* [Problem requirements]
Go through the data below. List every line that holds the word "Stock".

* [Provided records]
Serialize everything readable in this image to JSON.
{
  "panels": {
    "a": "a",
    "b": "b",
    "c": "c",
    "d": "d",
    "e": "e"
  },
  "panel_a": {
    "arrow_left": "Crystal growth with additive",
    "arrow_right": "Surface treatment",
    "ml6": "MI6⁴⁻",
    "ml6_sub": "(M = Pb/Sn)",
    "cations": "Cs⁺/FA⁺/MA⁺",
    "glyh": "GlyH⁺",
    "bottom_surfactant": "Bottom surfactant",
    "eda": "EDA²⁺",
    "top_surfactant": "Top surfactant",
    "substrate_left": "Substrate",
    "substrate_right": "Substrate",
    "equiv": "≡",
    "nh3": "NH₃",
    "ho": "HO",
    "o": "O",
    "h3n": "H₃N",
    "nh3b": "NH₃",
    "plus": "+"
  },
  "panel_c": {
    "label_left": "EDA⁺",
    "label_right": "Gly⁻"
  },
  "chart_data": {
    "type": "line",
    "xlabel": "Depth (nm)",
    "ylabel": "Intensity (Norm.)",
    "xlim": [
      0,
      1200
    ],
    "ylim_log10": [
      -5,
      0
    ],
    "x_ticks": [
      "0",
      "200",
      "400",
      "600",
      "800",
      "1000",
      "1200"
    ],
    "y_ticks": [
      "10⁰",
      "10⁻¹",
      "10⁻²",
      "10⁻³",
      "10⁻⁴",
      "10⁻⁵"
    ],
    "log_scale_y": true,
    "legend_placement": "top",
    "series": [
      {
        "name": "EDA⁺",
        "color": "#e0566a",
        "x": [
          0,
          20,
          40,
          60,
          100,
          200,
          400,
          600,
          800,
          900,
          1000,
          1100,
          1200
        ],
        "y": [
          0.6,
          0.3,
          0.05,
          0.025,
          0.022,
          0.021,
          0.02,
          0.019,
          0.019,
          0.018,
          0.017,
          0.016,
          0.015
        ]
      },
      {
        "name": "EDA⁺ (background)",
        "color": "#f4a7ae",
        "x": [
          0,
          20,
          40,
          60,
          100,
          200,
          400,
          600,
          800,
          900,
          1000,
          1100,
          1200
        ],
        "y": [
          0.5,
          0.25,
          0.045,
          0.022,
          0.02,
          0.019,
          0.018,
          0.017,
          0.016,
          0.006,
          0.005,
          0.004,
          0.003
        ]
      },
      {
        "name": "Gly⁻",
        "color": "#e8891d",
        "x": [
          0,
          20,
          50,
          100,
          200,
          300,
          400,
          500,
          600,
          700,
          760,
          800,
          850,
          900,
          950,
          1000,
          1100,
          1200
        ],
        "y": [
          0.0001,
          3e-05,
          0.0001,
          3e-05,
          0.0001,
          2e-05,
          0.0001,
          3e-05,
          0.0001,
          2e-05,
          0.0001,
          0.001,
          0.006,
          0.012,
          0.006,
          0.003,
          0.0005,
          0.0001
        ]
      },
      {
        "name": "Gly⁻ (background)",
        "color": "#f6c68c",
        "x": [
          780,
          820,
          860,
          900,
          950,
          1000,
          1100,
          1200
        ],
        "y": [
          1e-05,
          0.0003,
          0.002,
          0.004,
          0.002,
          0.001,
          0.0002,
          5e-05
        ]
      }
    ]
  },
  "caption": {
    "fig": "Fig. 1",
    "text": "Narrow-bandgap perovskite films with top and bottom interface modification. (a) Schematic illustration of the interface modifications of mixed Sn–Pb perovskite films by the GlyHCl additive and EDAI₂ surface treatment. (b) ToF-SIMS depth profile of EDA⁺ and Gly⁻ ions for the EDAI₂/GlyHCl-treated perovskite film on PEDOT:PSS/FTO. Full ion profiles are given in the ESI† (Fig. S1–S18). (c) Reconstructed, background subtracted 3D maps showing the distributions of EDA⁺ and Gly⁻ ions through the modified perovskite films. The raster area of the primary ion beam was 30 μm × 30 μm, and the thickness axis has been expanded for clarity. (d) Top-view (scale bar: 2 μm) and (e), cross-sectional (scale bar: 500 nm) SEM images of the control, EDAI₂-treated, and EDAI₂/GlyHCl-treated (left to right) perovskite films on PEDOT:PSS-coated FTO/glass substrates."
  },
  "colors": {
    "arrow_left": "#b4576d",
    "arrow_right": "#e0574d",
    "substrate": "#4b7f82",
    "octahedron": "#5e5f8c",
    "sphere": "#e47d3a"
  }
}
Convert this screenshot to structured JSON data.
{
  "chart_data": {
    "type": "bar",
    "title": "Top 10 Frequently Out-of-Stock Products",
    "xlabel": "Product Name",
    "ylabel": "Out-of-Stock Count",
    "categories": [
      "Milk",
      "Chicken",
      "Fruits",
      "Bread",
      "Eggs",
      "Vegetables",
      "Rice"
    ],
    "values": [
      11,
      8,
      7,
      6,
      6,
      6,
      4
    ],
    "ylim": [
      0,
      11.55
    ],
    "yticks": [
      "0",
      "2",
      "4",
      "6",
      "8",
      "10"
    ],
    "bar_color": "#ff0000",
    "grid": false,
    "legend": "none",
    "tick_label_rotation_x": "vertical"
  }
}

* [The answer]
    "title": "Top 10 Frequently Out-of-Stock Products",
    "ylabel": "Out-of-Stock Count",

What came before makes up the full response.